> Aim: Copy each line of the records that contains the word "Scale".

Rows from a dataset
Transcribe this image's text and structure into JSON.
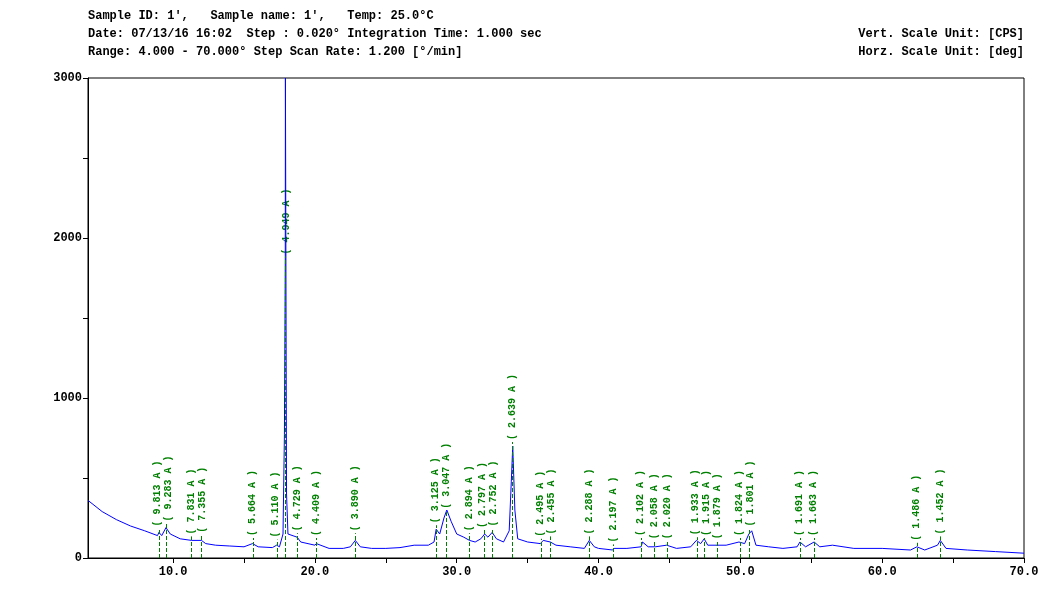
{
  "chart_data": {
    "type": "line",
    "title": "Sample ID: 1',   Sample name: 1',   Temp: 25.0°C",
    "annotations": [
      "Date: 07/13/16 16:02  Step : 0.020° Integration Time: 1.000 sec",
      "Range: 4.000 - 70.000° Step Scan Rate: 1.200 [°/min]",
      "Vert. Scale Unit: [CPS]",
      "Horz. Scale Unit: [deg]",
      {
        "text": "( 9.813 A )",
        "x": 9.01,
        "y": 160
      },
      {
        "text": "( 9.283 A )",
        "x": 9.52,
        "y": 190
      },
      {
        "text": "( 7.831 A )",
        "x": 11.29,
        "y": 110
      },
      {
        "text": "( 7.355 A )",
        "x": 12.02,
        "y": 120
      },
      {
        "text": "( 5.664 A )",
        "x": 15.63,
        "y": 100
      },
      {
        "text": "( 5.110 A )",
        "x": 17.34,
        "y": 90
      },
      {
        "text": "( 4.949 A )",
        "x": 17.91,
        "y": 1860
      },
      {
        "text": "( 4.729 A )",
        "x": 18.75,
        "y": 130
      },
      {
        "text": "( 4.409 A )",
        "x": 20.12,
        "y": 100
      },
      {
        "text": "( 3.890 A )",
        "x": 22.84,
        "y": 130
      },
      {
        "text": "( 3.125 A )",
        "x": 28.54,
        "y": 180
      },
      {
        "text": "( 3.047 A )",
        "x": 29.29,
        "y": 270
      },
      {
        "text": "( 2.894 A )",
        "x": 30.87,
        "y": 130
      },
      {
        "text": "( 2.797 A )",
        "x": 31.97,
        "y": 150
      },
      {
        "text": "( 2.752 A )",
        "x": 32.51,
        "y": 160
      },
      {
        "text": "( 2.639 A )",
        "x": 33.94,
        "y": 700
      },
      {
        "text": "( 2.495 A )",
        "x": 35.97,
        "y": 95
      },
      {
        "text": "( 2.455 A )",
        "x": 36.57,
        "y": 110
      },
      {
        "text": "( 2.288 A )",
        "x": 39.35,
        "y": 110
      },
      {
        "text": "( 2.197 A )",
        "x": 41.05,
        "y": 60
      },
      {
        "text": "( 2.102 A )",
        "x": 42.99,
        "y": 100
      },
      {
        "text": "( 2.058 A )",
        "x": 43.96,
        "y": 80
      },
      {
        "text": "( 2.020 A )",
        "x": 44.83,
        "y": 80
      },
      {
        "text": "( 1.933 A )",
        "x": 46.97,
        "y": 105
      },
      {
        "text": "( 1.915 A )",
        "x": 47.43,
        "y": 100
      },
      {
        "text": "( 1.879 A )",
        "x": 48.4,
        "y": 80
      },
      {
        "text": "( 1.824 A )",
        "x": 49.96,
        "y": 100
      },
      {
        "text": "( 1.801 A )",
        "x": 50.64,
        "y": 160
      },
      {
        "text": "( 1.691 A )",
        "x": 54.2,
        "y": 100
      },
      {
        "text": "( 1.663 A )",
        "x": 55.19,
        "y": 100
      },
      {
        "text": "( 1.486 A )",
        "x": 62.44,
        "y": 70
      },
      {
        "text": "( 1.452 A )",
        "x": 64.08,
        "y": 110
      }
    ],
    "x": [
      4,
      5,
      6,
      7,
      8,
      8.9,
      9.0,
      9.2,
      9.5,
      9.8,
      10.5,
      11.3,
      12.0,
      12.3,
      13,
      14,
      15,
      15.6,
      16,
      17,
      17.3,
      17.5,
      17.75,
      17.85,
      17.91,
      17.92,
      18.0,
      18.1,
      18.75,
      19,
      20,
      20.1,
      21,
      22,
      22.5,
      22.85,
      23.2,
      24,
      25,
      26,
      27,
      28,
      28.4,
      28.55,
      28.8,
      29.1,
      29.3,
      29.6,
      30,
      30.5,
      30.9,
      31.3,
      31.7,
      31.97,
      32.2,
      32.5,
      32.8,
      33.3,
      33.7,
      33.85,
      33.95,
      34.1,
      34.3,
      35,
      35.9,
      36.1,
      36.6,
      37,
      38,
      39,
      39.35,
      39.7,
      40,
      41,
      41.1,
      42,
      43,
      43.1,
      43.5,
      44,
      44.8,
      45.5,
      46.5,
      46.9,
      47.2,
      47.45,
      47.7,
      48.4,
      49,
      49.9,
      50.3,
      50.6,
      50.8,
      51.1,
      52,
      53,
      54,
      54.2,
      54.6,
      55.2,
      55.6,
      56.5,
      58,
      60,
      62,
      62.45,
      63,
      63.9,
      64.1,
      64.5,
      66,
      68,
      70
    ],
    "series": [
      {
        "color": "#0000ff",
        "values": [
          360,
          290,
          240,
          200,
          170,
          140,
          160,
          140,
          190,
          150,
          120,
          110,
          110,
          90,
          80,
          75,
          70,
          90,
          70,
          65,
          80,
          70,
          150,
          770,
          1860,
          3000,
          400,
          150,
          130,
          100,
          80,
          90,
          60,
          60,
          70,
          110,
          70,
          60,
          60,
          65,
          80,
          80,
          100,
          180,
          150,
          250,
          300,
          230,
          150,
          130,
          110,
          100,
          120,
          150,
          130,
          160,
          120,
          100,
          170,
          480,
          700,
          300,
          120,
          100,
          90,
          110,
          100,
          80,
          70,
          60,
          110,
          70,
          60,
          50,
          60,
          60,
          70,
          100,
          70,
          70,
          80,
          60,
          70,
          110,
          90,
          120,
          80,
          80,
          80,
          100,
          90,
          150,
          170,
          80,
          70,
          60,
          70,
          100,
          70,
          100,
          70,
          80,
          60,
          60,
          50,
          70,
          50,
          80,
          110,
          60,
          50,
          40,
          30
        ]
      }
    ],
    "xlim": [
      4,
      70
    ],
    "ylim": [
      0,
      3000
    ],
    "xticks": [
      {
        "value": 10,
        "label": "10.0"
      },
      {
        "value": 15,
        "label": null
      },
      {
        "value": 20,
        "label": "20.0"
      },
      {
        "value": 25,
        "label": null
      },
      {
        "value": 30,
        "label": "30.0"
      },
      {
        "value": 35,
        "label": null
      },
      {
        "value": 40,
        "label": "40.0"
      },
      {
        "value": 45,
        "label": null
      },
      {
        "value": 50,
        "label": "50.0"
      },
      {
        "value": 55,
        "label": null
      },
      {
        "value": 60,
        "label": "60.0"
      },
      {
        "value": 65,
        "label": null
      },
      {
        "value": 70,
        "label": "70.0"
      }
    ],
    "yticks": [
      0,
      {
        "value": 500,
        "label": null
      },
      1000,
      {
        "value": 1500,
        "label": null
      },
      2000,
      {
        "value": 2500,
        "label": null
      },
      3000
    ],
    "grid": false,
    "marker": "none",
    "line_style": "solid"
  }
}
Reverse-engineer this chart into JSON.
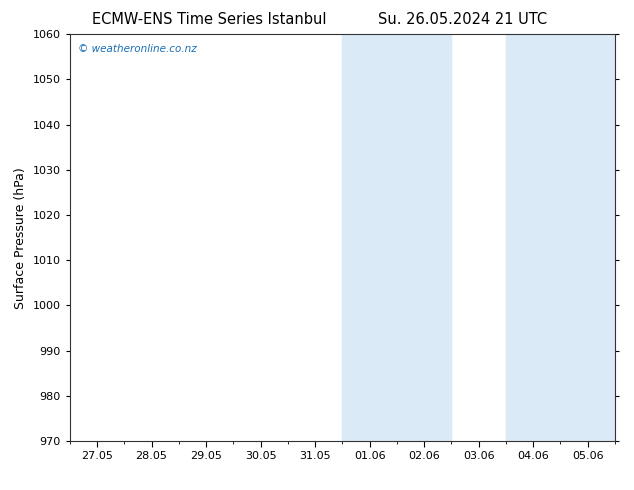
{
  "title_left": "ECMW-ENS Time Series Istanbul",
  "title_right": "Su. 26.05.2024 21 UTC",
  "ylabel": "Surface Pressure (hPa)",
  "ylim": [
    970,
    1060
  ],
  "yticks": [
    970,
    980,
    990,
    1000,
    1010,
    1020,
    1030,
    1040,
    1050,
    1060
  ],
  "xtick_labels": [
    "27.05",
    "28.05",
    "29.05",
    "30.05",
    "31.05",
    "01.06",
    "02.06",
    "03.06",
    "04.06",
    "05.06"
  ],
  "xtick_positions": [
    0,
    1,
    2,
    3,
    4,
    5,
    6,
    7,
    8,
    9
  ],
  "xlim": [
    -0.5,
    9.5
  ],
  "shaded_bands": [
    {
      "x_start": 4.5,
      "x_end": 5.5
    },
    {
      "x_start": 5.5,
      "x_end": 6.5
    },
    {
      "x_start": 7.5,
      "x_end": 8.5
    },
    {
      "x_start": 8.5,
      "x_end": 9.5
    }
  ],
  "watermark_text": "© weatheronline.co.nz",
  "watermark_color": "#1a6eb5",
  "background_color": "#ffffff",
  "plot_bg_color": "#ffffff",
  "shading_color": "#daeaf7",
  "title_fontsize": 10.5,
  "tick_fontsize": 8,
  "ylabel_fontsize": 9
}
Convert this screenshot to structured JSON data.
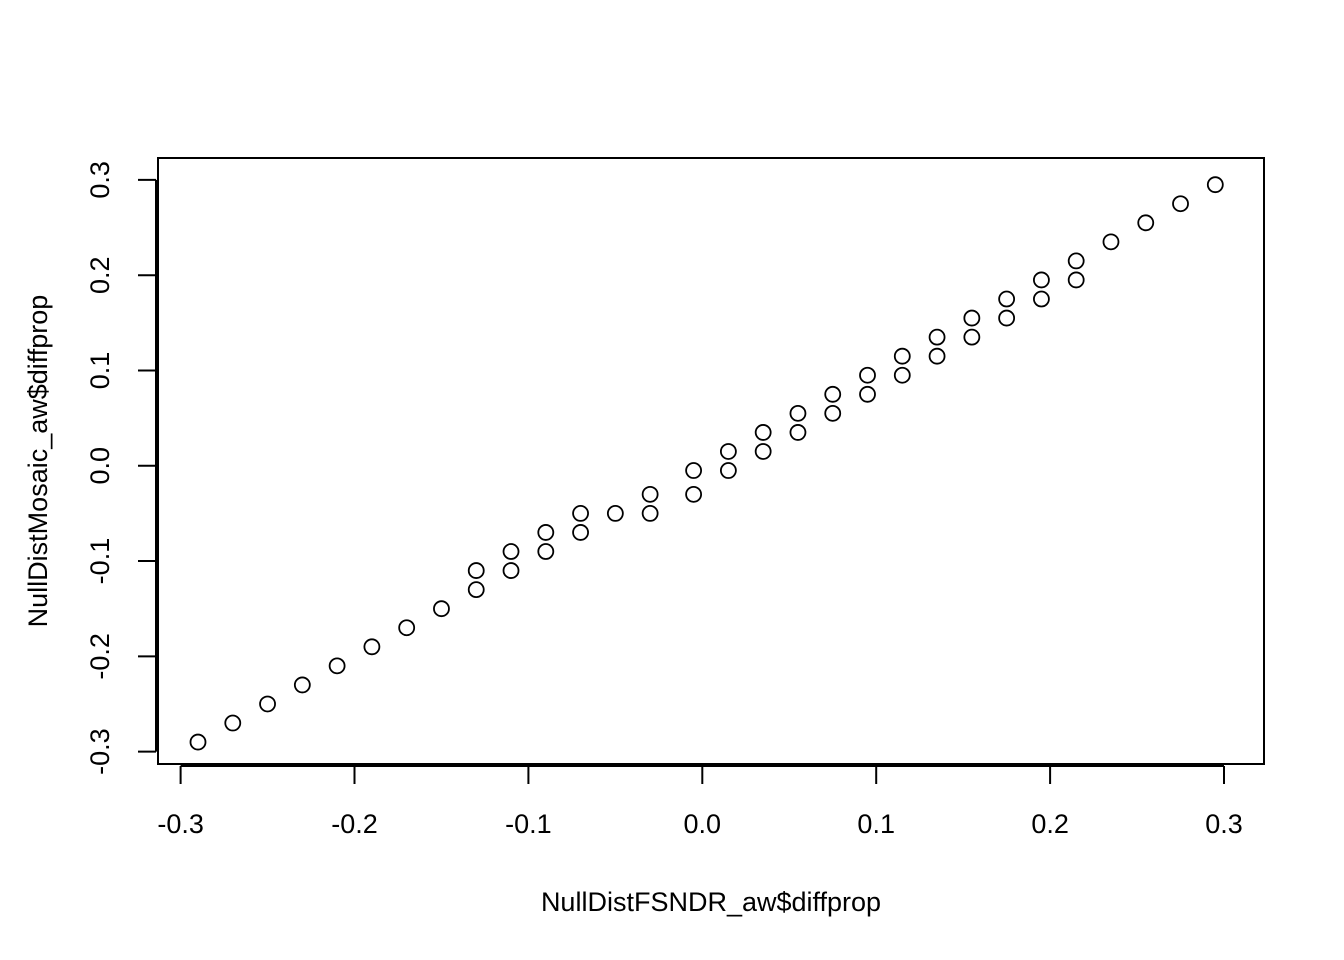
{
  "chart_data": {
    "type": "scatter",
    "title": "",
    "xlabel": "NullDistFSNDR_aw$diffprop",
    "ylabel": "NullDistMosaic_aw$diffprop",
    "xlim": [
      -0.313,
      0.323
    ],
    "ylim": [
      -0.313,
      0.323
    ],
    "xticks": [
      -0.3,
      -0.2,
      -0.1,
      0.0,
      0.1,
      0.2,
      0.3
    ],
    "yticks": [
      -0.3,
      -0.2,
      -0.1,
      0.0,
      0.1,
      0.2,
      0.3
    ],
    "xtick_labels": [
      "-0.3",
      "-0.2",
      "-0.1",
      "0.0",
      "0.1",
      "0.2",
      "0.3"
    ],
    "ytick_labels": [
      "-0.3",
      "-0.2",
      "-0.1",
      "0.0",
      "0.1",
      "0.2",
      "0.3"
    ],
    "grid": false,
    "legend": "none",
    "marker": "open-circle",
    "series": [
      {
        "x": [
          -0.29,
          -0.27,
          -0.25,
          -0.23,
          -0.21,
          -0.19,
          -0.17,
          -0.15,
          -0.13,
          -0.13,
          -0.11,
          -0.11,
          -0.09,
          -0.09,
          -0.07,
          -0.07,
          -0.05,
          -0.03,
          -0.03,
          -0.005,
          -0.005,
          0.015,
          0.015,
          0.035,
          0.035,
          0.055,
          0.055,
          0.075,
          0.075,
          0.095,
          0.095,
          0.115,
          0.115,
          0.135,
          0.135,
          0.155,
          0.155,
          0.175,
          0.175,
          0.195,
          0.195,
          0.215,
          0.215,
          0.235,
          0.255,
          0.275,
          0.295
        ],
        "y": [
          -0.29,
          -0.27,
          -0.25,
          -0.23,
          -0.21,
          -0.19,
          -0.17,
          -0.15,
          -0.13,
          -0.11,
          -0.11,
          -0.09,
          -0.09,
          -0.07,
          -0.07,
          -0.05,
          -0.05,
          -0.05,
          -0.03,
          -0.03,
          -0.005,
          -0.005,
          0.015,
          0.015,
          0.035,
          0.035,
          0.055,
          0.055,
          0.075,
          0.075,
          0.095,
          0.095,
          0.115,
          0.115,
          0.135,
          0.135,
          0.155,
          0.155,
          0.175,
          0.175,
          0.195,
          0.195,
          0.215,
          0.235,
          0.255,
          0.275,
          0.295
        ]
      }
    ]
  }
}
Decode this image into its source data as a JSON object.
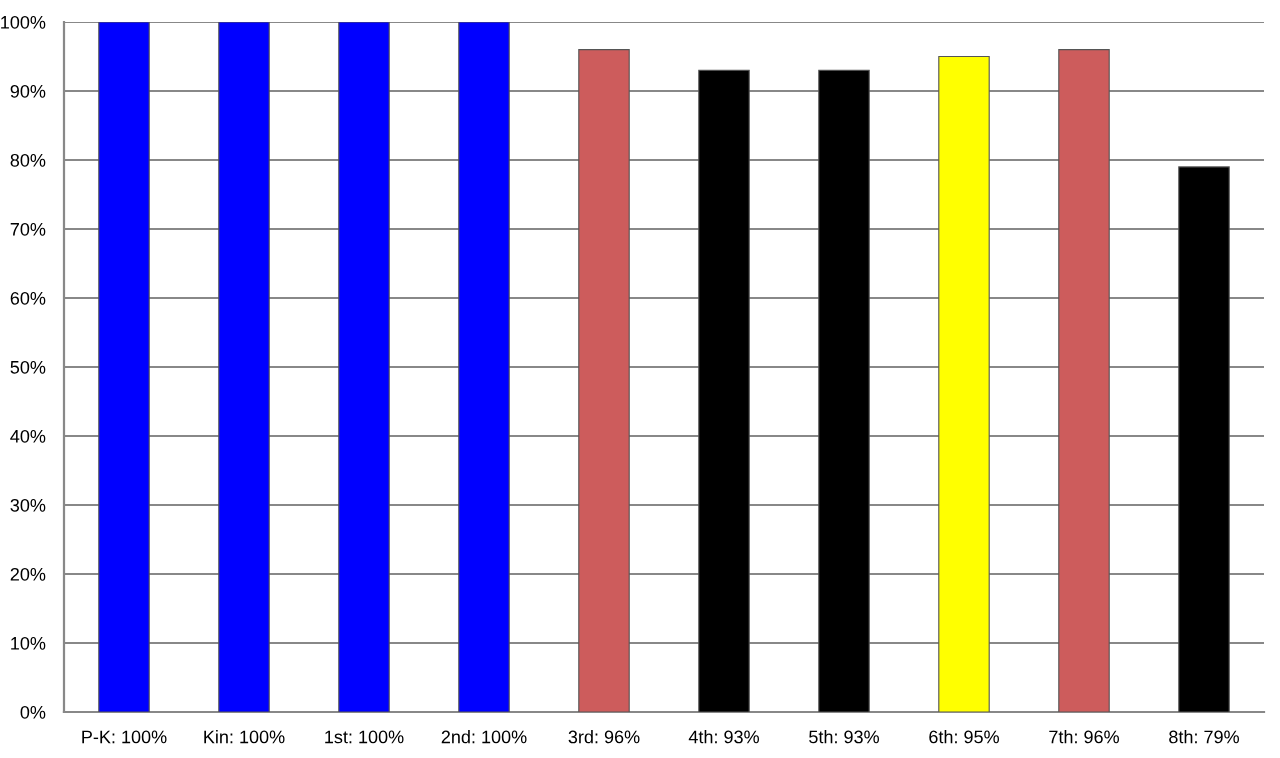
{
  "chart_data": {
    "type": "bar",
    "categories": [
      "P-K: 100%",
      "Kin: 100%",
      "1st: 100%",
      "2nd: 100%",
      "3rd: 96%",
      "4th: 93%",
      "5th: 93%",
      "6th: 95%",
      "7th: 96%",
      "8th: 79%"
    ],
    "values": [
      100,
      100,
      100,
      100,
      96,
      93,
      93,
      95,
      96,
      79
    ],
    "colors": [
      "#0000ff",
      "#0000ff",
      "#0000ff",
      "#0000ff",
      "#cd5c5c",
      "#000000",
      "#000000",
      "#ffff00",
      "#cd5c5c",
      "#000000"
    ],
    "ylim": [
      0,
      100
    ],
    "yticks": [
      {
        "value": 0,
        "label": "0%"
      },
      {
        "value": 10,
        "label": "10%"
      },
      {
        "value": 20,
        "label": "20%"
      },
      {
        "value": 30,
        "label": "30%"
      },
      {
        "value": 40,
        "label": "40%"
      },
      {
        "value": 50,
        "label": "50%"
      },
      {
        "value": 60,
        "label": "60%"
      },
      {
        "value": 70,
        "label": "70%"
      },
      {
        "value": 80,
        "label": "80%"
      },
      {
        "value": 90,
        "label": "90%"
      },
      {
        "value": 100,
        "label": "100%"
      }
    ],
    "grid": "y"
  }
}
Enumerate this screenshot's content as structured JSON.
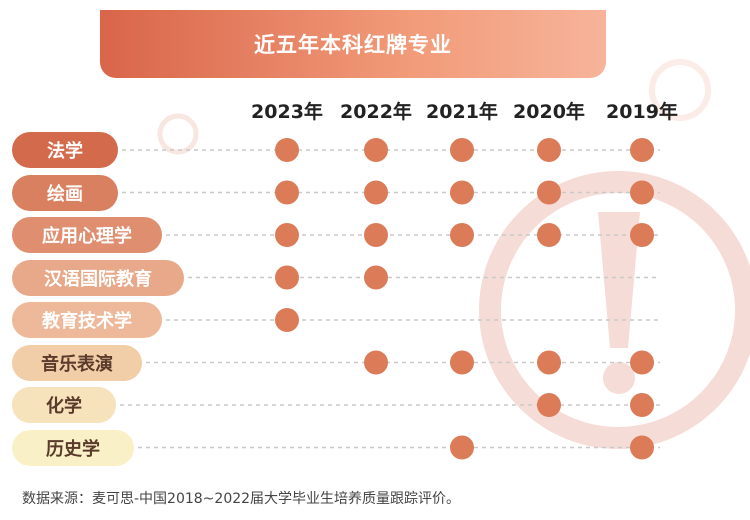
{
  "title": "近五年本科红牌专业",
  "source": "数据来源：麦可思-中国2018~2022届大学毕业生培养质量跟踪评价。",
  "colors": {
    "dot": "#db7b58",
    "line": "#c9c9c9",
    "pill_fills": [
      "#d46a4c",
      "#d98060",
      "#e08e70",
      "#e8a98a",
      "#edb99a",
      "#f1cda8",
      "#f6e2bb",
      "#faf0c8"
    ],
    "pill_text": [
      "#ffffff",
      "#ffffff",
      "#ffffff",
      "#ffffff",
      "#ffffff",
      "#5a3a2a",
      "#5a3a2a",
      "#5a3a2a"
    ]
  },
  "chart_data": {
    "type": "table",
    "title": "近五年本科红牌专业",
    "columns": [
      "2023年",
      "2022年",
      "2021年",
      "2020年",
      "2019年"
    ],
    "rows": [
      {
        "label": "法学",
        "marks": [
          1,
          1,
          1,
          1,
          1
        ]
      },
      {
        "label": "绘画",
        "marks": [
          1,
          1,
          1,
          1,
          1
        ]
      },
      {
        "label": "应用心理学",
        "marks": [
          1,
          1,
          1,
          1,
          1
        ]
      },
      {
        "label": "汉语国际教育",
        "marks": [
          1,
          1,
          0,
          0,
          0
        ]
      },
      {
        "label": "教育技术学",
        "marks": [
          1,
          0,
          0,
          0,
          0
        ]
      },
      {
        "label": "音乐表演",
        "marks": [
          0,
          1,
          1,
          1,
          1
        ]
      },
      {
        "label": "化学",
        "marks": [
          0,
          0,
          0,
          1,
          1
        ]
      },
      {
        "label": "历史学",
        "marks": [
          0,
          0,
          1,
          0,
          1
        ]
      }
    ]
  }
}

> Written reply:
      "Vert. Scale Unit: [CPS]",
      "Horz. Scale Unit: [deg]",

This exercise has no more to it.